§ Extracted material
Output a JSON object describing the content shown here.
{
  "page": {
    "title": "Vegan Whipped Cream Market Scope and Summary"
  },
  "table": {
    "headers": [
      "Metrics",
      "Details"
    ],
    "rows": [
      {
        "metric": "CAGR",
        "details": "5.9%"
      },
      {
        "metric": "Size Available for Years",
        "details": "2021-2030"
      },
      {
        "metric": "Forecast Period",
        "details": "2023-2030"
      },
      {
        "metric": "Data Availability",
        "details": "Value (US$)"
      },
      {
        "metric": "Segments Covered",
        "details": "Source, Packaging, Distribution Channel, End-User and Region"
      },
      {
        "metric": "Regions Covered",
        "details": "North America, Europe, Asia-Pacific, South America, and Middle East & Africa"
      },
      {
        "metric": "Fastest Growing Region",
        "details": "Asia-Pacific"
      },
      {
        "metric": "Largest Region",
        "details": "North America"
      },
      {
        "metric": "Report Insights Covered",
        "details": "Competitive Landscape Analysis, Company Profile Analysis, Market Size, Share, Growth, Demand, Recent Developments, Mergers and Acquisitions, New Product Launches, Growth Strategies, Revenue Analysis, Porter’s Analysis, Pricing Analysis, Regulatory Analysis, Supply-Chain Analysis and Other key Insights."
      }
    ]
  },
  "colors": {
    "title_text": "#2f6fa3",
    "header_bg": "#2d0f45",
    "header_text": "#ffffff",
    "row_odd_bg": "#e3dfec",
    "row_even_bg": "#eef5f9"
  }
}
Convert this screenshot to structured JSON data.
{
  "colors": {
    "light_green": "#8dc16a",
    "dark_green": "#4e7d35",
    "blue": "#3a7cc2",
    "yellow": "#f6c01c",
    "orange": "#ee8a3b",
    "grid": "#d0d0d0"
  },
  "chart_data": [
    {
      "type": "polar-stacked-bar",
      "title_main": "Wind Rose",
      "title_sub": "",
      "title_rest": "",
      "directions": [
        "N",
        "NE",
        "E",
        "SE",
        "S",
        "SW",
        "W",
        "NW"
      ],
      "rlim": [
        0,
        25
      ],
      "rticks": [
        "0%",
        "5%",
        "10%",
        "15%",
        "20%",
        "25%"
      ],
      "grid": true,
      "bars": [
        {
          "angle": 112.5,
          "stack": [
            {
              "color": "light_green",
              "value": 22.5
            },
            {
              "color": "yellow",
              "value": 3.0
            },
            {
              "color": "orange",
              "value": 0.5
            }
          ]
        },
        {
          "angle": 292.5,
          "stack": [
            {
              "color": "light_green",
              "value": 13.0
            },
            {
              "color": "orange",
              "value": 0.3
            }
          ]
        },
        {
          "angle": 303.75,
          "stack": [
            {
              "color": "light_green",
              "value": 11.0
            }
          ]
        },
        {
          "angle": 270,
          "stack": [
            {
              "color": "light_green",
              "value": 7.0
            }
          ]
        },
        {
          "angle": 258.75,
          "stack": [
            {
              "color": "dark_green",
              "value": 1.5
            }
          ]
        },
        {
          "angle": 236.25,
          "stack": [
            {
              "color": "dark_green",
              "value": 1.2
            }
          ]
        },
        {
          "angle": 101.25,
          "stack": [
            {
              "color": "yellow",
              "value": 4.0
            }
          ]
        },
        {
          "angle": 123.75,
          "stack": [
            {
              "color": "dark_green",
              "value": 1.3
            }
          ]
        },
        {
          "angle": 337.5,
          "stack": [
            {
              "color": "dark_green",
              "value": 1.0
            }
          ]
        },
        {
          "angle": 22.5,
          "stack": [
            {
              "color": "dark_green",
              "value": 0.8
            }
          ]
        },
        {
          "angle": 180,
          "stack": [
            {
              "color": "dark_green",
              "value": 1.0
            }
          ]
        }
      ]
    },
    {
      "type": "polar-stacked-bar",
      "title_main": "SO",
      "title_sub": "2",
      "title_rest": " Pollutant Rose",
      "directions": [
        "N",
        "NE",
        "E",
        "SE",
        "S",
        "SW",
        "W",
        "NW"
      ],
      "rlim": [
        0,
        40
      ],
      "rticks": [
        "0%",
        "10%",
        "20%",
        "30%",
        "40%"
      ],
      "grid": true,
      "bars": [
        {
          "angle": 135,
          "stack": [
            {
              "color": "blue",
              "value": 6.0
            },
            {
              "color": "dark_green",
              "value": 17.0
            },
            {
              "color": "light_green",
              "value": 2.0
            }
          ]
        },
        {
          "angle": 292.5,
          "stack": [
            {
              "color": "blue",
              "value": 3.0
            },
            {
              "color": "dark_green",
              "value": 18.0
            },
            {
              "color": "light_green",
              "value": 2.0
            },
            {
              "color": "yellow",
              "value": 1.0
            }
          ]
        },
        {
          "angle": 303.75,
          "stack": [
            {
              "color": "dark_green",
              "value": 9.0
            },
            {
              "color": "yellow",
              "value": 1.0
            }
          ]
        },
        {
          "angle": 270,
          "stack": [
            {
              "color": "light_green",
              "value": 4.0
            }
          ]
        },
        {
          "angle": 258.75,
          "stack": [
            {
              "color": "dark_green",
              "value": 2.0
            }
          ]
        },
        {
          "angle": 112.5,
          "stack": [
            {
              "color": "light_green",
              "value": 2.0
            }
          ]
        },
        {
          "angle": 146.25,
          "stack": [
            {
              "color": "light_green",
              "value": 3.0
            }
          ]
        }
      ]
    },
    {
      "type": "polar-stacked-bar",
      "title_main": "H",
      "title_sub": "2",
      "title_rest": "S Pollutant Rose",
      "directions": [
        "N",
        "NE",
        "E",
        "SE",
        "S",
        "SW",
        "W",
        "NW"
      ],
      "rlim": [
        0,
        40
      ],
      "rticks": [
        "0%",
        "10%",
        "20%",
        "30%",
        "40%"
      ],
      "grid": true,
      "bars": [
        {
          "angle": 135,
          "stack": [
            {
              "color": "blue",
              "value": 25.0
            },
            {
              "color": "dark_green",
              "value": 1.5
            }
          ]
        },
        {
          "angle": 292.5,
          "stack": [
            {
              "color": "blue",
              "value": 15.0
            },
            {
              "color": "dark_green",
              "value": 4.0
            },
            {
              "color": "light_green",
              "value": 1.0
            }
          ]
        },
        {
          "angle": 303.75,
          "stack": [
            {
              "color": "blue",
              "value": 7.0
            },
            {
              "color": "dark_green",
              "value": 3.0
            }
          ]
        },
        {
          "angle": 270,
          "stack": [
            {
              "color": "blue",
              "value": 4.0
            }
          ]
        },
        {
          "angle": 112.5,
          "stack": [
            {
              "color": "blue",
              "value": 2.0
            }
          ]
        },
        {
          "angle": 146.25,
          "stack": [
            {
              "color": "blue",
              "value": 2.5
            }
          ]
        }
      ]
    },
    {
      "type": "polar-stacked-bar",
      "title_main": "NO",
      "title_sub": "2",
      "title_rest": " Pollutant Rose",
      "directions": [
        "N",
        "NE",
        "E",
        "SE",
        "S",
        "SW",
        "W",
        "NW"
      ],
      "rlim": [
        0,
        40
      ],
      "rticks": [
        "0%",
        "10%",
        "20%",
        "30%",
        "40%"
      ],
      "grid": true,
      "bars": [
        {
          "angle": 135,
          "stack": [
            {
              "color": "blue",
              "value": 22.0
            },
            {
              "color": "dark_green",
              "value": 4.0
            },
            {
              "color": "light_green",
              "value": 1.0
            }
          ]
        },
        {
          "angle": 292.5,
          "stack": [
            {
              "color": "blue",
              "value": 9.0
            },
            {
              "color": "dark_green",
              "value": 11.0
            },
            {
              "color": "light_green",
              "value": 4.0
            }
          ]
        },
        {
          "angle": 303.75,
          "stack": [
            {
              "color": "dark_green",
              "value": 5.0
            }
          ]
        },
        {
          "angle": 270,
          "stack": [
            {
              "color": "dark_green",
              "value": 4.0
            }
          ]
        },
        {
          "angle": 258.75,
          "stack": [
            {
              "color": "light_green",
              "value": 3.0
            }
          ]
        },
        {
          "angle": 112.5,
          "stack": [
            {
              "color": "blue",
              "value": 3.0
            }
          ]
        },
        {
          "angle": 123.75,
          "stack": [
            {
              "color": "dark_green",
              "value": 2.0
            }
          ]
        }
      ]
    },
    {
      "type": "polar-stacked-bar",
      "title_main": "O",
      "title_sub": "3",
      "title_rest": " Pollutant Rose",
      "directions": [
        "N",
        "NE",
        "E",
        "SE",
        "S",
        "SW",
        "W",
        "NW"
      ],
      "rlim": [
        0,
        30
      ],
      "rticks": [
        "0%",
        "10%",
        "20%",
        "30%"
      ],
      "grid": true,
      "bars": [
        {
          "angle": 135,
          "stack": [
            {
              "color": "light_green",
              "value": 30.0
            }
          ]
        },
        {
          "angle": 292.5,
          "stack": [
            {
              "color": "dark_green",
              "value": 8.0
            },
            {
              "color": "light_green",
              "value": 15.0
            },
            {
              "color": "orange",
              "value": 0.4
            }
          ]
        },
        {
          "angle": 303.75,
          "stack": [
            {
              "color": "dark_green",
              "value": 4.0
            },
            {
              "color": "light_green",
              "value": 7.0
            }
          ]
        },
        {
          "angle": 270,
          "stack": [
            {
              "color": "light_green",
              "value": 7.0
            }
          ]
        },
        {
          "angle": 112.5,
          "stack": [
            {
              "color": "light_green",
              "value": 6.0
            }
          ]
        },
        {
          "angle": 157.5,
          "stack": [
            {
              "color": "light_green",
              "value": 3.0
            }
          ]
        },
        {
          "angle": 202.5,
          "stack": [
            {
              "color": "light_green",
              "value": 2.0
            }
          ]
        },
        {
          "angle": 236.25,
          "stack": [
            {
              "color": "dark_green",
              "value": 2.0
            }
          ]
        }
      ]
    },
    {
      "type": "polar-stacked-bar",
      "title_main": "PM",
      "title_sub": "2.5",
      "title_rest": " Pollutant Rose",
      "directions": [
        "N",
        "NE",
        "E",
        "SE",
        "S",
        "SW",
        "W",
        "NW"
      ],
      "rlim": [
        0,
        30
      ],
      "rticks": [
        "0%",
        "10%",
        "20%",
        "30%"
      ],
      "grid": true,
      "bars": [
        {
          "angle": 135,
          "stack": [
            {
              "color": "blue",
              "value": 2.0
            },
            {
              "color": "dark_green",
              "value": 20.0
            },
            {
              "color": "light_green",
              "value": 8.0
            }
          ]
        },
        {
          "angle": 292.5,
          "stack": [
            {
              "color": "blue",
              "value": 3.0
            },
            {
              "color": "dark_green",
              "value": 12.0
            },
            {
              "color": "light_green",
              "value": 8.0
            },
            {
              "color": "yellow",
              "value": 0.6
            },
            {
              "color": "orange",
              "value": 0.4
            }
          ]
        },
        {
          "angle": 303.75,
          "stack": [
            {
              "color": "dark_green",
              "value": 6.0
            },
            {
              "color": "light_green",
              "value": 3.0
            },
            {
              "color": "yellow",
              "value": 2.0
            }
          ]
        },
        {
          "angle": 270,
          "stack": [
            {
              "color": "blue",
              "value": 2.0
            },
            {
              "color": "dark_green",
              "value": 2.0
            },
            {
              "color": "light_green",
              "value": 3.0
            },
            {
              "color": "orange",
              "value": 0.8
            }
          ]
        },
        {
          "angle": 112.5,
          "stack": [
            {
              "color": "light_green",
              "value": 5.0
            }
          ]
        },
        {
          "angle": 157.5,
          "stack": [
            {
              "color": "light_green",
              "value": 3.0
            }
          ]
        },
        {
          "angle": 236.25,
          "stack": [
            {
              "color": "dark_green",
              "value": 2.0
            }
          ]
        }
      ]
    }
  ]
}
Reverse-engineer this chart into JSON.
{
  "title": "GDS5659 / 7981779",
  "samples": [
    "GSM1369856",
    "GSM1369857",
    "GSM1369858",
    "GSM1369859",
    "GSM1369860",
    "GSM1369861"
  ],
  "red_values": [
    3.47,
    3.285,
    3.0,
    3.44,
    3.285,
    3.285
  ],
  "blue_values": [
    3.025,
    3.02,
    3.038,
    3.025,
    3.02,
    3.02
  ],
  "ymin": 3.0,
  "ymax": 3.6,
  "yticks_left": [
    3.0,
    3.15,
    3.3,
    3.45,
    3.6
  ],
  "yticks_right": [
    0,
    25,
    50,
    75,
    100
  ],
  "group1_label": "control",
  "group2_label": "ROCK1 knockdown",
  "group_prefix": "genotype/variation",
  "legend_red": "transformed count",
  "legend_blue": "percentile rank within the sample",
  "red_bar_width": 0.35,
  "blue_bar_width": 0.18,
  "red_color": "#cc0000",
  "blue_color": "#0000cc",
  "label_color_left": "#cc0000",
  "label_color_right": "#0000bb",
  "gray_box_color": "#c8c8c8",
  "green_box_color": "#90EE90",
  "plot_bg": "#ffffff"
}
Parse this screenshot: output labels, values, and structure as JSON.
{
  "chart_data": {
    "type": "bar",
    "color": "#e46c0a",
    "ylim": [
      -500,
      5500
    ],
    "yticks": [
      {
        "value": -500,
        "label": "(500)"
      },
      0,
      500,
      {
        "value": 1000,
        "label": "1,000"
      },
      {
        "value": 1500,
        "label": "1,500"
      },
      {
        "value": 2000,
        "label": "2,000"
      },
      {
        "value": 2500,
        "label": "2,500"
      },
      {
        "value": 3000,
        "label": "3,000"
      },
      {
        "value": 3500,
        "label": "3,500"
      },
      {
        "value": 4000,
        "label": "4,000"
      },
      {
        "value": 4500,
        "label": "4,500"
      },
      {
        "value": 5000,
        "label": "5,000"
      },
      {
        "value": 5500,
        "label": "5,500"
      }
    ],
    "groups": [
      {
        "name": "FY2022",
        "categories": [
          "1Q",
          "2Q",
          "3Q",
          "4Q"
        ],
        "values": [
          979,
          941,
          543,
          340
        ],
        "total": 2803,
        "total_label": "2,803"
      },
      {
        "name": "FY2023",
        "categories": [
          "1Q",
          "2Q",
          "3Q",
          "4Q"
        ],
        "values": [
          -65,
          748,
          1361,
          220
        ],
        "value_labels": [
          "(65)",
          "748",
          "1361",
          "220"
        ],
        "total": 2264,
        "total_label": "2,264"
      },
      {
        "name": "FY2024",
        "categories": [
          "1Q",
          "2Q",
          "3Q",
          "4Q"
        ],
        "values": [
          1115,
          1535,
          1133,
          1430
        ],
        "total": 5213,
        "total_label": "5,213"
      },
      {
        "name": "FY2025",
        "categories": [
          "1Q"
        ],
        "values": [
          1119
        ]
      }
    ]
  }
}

§ Given problem
Each line above that includes "North" should be shown.

§ Exercise output
        "details": "North America, Europe, Asia-Pacific, South America, and Middle East & Africa"
        "details": "North America"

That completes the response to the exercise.